[start]

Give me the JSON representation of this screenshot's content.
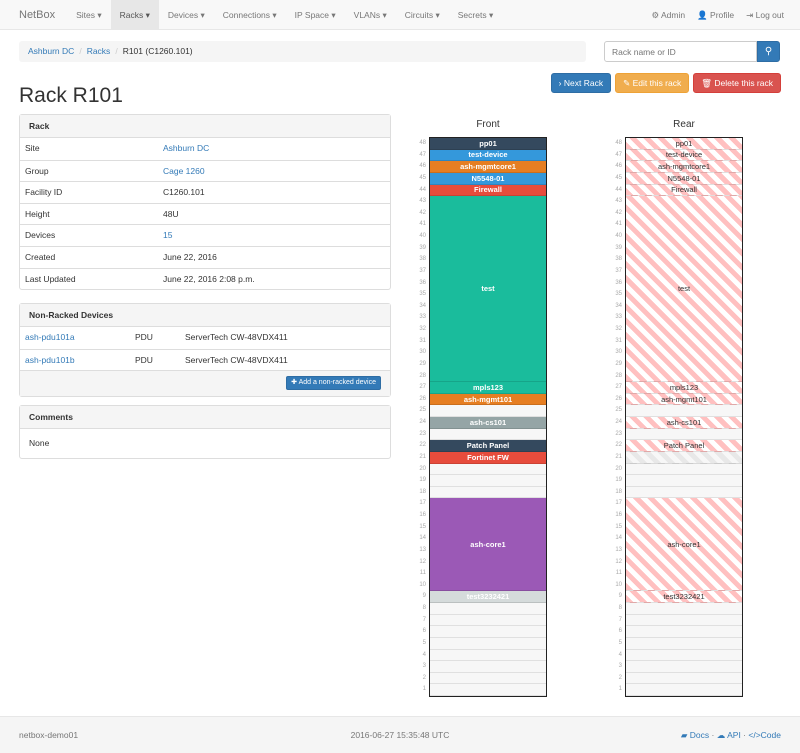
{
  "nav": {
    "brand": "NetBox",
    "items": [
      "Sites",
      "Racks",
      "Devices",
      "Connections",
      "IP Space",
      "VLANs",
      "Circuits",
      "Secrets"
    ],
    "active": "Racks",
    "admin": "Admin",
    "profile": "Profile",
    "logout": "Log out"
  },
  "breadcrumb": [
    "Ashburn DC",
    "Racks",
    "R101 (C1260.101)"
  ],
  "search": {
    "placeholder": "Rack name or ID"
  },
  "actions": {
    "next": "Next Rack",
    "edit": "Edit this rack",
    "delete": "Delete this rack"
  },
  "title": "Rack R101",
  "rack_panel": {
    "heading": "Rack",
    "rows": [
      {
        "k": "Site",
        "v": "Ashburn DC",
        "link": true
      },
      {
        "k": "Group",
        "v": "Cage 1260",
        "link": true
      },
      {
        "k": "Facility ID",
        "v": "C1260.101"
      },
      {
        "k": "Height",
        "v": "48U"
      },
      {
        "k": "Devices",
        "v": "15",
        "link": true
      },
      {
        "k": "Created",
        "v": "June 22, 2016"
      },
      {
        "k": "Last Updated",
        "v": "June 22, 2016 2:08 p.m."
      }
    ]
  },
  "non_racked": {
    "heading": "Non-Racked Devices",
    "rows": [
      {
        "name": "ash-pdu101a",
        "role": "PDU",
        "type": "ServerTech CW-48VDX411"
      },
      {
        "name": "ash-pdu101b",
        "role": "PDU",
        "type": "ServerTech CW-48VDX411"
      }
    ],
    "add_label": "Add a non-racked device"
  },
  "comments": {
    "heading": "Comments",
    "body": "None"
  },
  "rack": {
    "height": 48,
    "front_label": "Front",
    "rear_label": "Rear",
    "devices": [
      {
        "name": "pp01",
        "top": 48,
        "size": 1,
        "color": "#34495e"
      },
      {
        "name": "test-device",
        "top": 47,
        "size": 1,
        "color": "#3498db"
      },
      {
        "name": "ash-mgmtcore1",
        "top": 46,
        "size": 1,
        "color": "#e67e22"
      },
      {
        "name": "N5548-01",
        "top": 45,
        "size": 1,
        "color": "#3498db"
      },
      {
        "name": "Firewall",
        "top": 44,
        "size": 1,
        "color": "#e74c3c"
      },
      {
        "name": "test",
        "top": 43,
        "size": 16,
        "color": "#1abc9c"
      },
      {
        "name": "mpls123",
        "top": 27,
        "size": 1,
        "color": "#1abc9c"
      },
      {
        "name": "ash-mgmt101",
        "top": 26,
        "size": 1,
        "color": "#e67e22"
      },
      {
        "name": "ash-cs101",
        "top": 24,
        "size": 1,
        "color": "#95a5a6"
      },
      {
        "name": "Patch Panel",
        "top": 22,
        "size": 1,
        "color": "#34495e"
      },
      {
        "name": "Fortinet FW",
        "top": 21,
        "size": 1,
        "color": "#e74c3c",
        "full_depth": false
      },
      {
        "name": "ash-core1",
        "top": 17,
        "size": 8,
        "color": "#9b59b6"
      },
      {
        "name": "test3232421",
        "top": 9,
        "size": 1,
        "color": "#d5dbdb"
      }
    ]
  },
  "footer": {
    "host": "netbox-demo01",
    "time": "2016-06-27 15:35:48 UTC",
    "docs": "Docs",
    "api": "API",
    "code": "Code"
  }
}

[end]

• SET EXERCISE
Give the data again exactly as written, with all pictures left out.

• WRITTEN SOLUTION
Give me the JSON representation of this screenshot's content.
{
  "nav": {
    "brand": "NetBox",
    "items": [
      "Sites",
      "Racks",
      "Devices",
      "Connections",
      "IP Space",
      "VLANs",
      "Circuits",
      "Secrets"
    ],
    "active": "Racks",
    "admin": "Admin",
    "profile": "Profile",
    "logout": "Log out"
  },
  "breadcrumb": [
    "Ashburn DC",
    "Racks",
    "R101 (C1260.101)"
  ],
  "search": {
    "placeholder": "Rack name or ID"
  },
  "actions": {
    "next": "Next Rack",
    "edit": "Edit this rack",
    "delete": "Delete this rack"
  },
  "title": "Rack R101",
  "rack_panel": {
    "heading": "Rack",
    "rows": [
      {
        "k": "Site",
        "v": "Ashburn DC",
        "link": true
      },
      {
        "k": "Group",
        "v": "Cage 1260",
        "link": true
      },
      {
        "k": "Facility ID",
        "v": "C1260.101"
      },
      {
        "k": "Height",
        "v": "48U"
      },
      {
        "k": "Devices",
        "v": "15",
        "link": true
      },
      {
        "k": "Created",
        "v": "June 22, 2016"
      },
      {
        "k": "Last Updated",
        "v": "June 22, 2016 2:08 p.m."
      }
    ]
  },
  "non_racked": {
    "heading": "Non-Racked Devices",
    "rows": [
      {
        "name": "ash-pdu101a",
        "role": "PDU",
        "type": "ServerTech CW-48VDX411"
      },
      {
        "name": "ash-pdu101b",
        "role": "PDU",
        "type": "ServerTech CW-48VDX411"
      }
    ],
    "add_label": "Add a non-racked device"
  },
  "comments": {
    "heading": "Comments",
    "body": "None"
  },
  "rack": {
    "height": 48,
    "front_label": "Front",
    "rear_label": "Rear",
    "devices": [
      {
        "name": "pp01",
        "top": 48,
        "size": 1,
        "color": "#34495e"
      },
      {
        "name": "test-device",
        "top": 47,
        "size": 1,
        "color": "#3498db"
      },
      {
        "name": "ash-mgmtcore1",
        "top": 46,
        "size": 1,
        "color": "#e67e22"
      },
      {
        "name": "N5548-01",
        "top": 45,
        "size": 1,
        "color": "#3498db"
      },
      {
        "name": "Firewall",
        "top": 44,
        "size": 1,
        "color": "#e74c3c"
      },
      {
        "name": "test",
        "top": 43,
        "size": 16,
        "color": "#1abc9c"
      },
      {
        "name": "mpls123",
        "top": 27,
        "size": 1,
        "color": "#1abc9c"
      },
      {
        "name": "ash-mgmt101",
        "top": 26,
        "size": 1,
        "color": "#e67e22"
      },
      {
        "name": "ash-cs101",
        "top": 24,
        "size": 1,
        "color": "#95a5a6"
      },
      {
        "name": "Patch Panel",
        "top": 22,
        "size": 1,
        "color": "#34495e"
      },
      {
        "name": "Fortinet FW",
        "top": 21,
        "size": 1,
        "color": "#e74c3c",
        "full_depth": false
      },
      {
        "name": "ash-core1",
        "top": 17,
        "size": 8,
        "color": "#9b59b6"
      },
      {
        "name": "test3232421",
        "top": 9,
        "size": 1,
        "color": "#d5dbdb"
      }
    ]
  },
  "footer": {
    "host": "netbox-demo01",
    "time": "2016-06-27 15:35:48 UTC",
    "docs": "Docs",
    "api": "API",
    "code": "Code"
  }
}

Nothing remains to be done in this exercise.